Count only the lines of the records that hold "source", then give the number without any other words.
————————
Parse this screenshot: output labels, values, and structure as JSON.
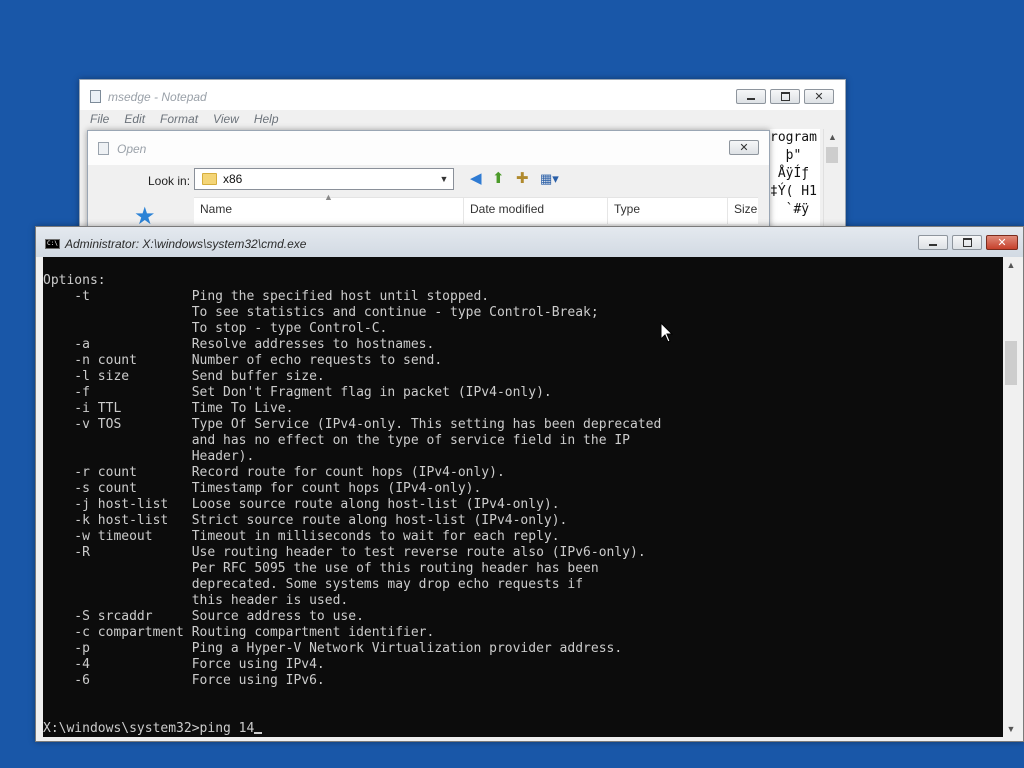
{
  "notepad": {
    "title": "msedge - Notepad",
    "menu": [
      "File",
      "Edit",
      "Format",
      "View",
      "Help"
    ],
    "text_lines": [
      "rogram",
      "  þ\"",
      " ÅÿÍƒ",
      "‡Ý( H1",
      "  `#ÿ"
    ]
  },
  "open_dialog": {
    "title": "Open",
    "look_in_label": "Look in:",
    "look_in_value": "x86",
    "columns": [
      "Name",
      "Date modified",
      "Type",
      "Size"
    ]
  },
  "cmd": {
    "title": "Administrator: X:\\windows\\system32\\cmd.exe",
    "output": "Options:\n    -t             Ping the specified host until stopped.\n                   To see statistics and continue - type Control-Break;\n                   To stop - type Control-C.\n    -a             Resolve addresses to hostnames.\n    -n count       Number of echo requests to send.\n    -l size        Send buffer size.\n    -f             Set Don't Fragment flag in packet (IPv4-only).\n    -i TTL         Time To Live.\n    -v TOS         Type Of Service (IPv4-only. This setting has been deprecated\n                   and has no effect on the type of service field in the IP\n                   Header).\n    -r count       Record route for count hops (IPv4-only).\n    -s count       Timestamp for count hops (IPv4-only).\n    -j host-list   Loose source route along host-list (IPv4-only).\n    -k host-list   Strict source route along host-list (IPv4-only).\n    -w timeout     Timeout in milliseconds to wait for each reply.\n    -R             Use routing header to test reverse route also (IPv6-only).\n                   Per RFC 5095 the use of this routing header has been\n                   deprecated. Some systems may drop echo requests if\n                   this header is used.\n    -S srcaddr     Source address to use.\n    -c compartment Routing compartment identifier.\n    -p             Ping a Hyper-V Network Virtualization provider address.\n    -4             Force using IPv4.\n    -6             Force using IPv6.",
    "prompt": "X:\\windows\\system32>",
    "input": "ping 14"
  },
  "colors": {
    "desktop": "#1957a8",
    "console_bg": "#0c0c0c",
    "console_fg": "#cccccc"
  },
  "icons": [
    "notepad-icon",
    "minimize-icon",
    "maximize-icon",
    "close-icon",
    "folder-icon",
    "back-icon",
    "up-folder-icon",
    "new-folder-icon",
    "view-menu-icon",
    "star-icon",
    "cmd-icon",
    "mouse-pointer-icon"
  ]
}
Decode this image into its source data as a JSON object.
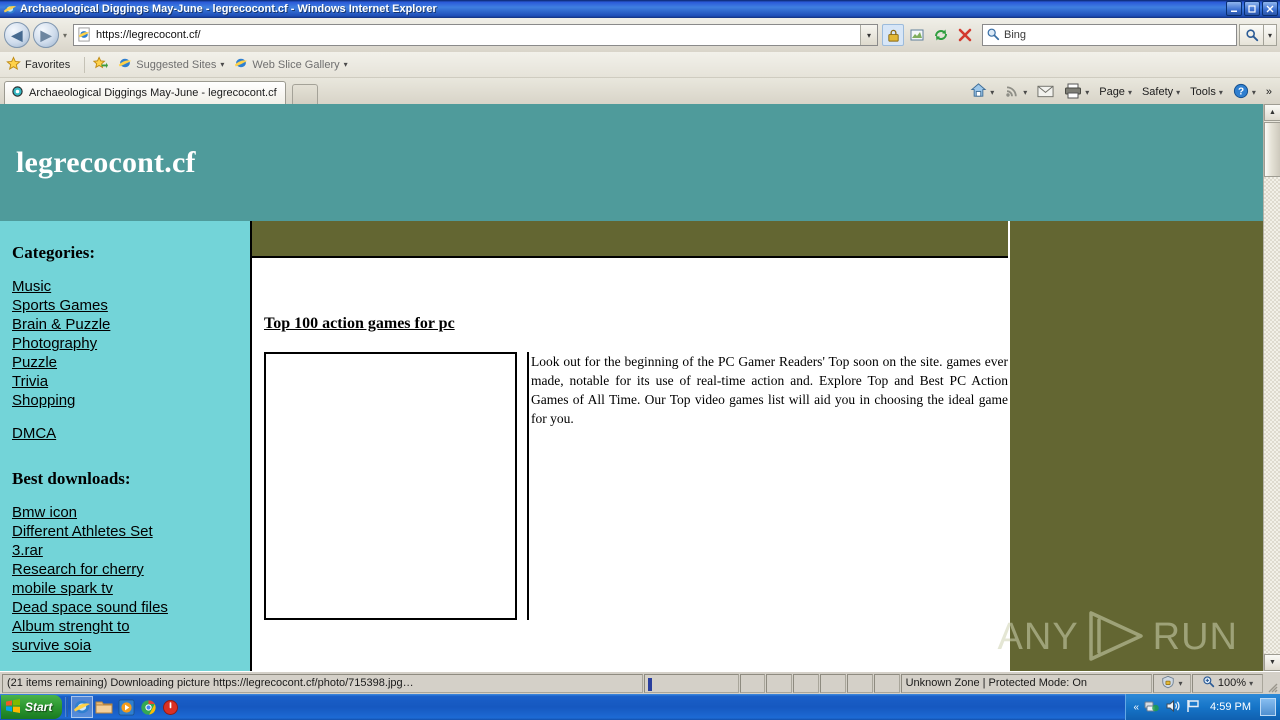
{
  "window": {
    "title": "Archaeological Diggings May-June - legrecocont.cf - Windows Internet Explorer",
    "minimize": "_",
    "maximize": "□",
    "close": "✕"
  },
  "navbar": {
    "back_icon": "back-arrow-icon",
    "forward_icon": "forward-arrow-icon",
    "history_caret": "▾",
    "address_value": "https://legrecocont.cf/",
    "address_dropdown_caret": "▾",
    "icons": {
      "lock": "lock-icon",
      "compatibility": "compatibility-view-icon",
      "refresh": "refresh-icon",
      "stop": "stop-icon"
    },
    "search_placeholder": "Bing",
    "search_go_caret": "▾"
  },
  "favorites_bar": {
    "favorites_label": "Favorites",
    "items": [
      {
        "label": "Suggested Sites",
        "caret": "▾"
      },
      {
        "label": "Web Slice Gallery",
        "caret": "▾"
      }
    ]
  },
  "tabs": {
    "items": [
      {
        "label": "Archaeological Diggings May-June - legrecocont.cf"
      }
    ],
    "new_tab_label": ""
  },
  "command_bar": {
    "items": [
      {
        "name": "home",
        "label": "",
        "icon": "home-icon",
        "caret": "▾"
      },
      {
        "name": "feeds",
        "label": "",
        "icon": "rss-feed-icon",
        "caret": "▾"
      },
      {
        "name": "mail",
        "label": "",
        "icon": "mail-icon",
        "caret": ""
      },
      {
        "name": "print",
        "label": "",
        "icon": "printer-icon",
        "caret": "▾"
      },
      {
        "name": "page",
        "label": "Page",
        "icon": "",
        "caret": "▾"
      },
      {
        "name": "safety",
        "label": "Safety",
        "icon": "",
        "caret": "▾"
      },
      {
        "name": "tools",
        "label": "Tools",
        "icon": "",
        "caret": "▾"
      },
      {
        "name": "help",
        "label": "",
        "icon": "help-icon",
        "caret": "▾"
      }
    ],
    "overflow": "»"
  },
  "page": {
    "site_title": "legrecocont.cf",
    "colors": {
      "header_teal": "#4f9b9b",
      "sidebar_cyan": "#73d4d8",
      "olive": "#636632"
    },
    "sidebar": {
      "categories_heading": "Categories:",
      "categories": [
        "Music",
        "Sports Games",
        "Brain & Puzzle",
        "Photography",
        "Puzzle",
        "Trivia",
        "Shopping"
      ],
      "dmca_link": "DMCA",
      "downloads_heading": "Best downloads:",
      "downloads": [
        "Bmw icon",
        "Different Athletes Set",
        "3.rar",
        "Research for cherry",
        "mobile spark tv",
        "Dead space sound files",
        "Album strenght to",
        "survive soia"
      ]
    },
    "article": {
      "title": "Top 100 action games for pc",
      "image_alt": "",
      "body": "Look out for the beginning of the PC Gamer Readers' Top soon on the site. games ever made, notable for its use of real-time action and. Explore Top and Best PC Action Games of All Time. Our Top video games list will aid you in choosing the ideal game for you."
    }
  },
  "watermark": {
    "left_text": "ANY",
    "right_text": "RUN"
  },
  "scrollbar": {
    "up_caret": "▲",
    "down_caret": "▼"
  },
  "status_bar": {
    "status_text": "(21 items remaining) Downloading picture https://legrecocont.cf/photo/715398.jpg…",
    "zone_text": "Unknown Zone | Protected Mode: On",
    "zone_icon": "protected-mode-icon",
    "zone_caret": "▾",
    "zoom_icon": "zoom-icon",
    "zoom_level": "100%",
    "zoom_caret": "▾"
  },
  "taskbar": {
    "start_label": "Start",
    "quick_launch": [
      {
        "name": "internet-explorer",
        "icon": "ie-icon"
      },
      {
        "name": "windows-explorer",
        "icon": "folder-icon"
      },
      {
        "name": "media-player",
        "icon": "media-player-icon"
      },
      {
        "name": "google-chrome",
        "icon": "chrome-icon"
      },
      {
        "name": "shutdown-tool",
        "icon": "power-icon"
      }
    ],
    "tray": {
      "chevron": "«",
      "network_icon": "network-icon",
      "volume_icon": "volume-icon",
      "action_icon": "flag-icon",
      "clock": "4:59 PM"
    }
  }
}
————————
→ **COMPLETED EXERCISE**: 2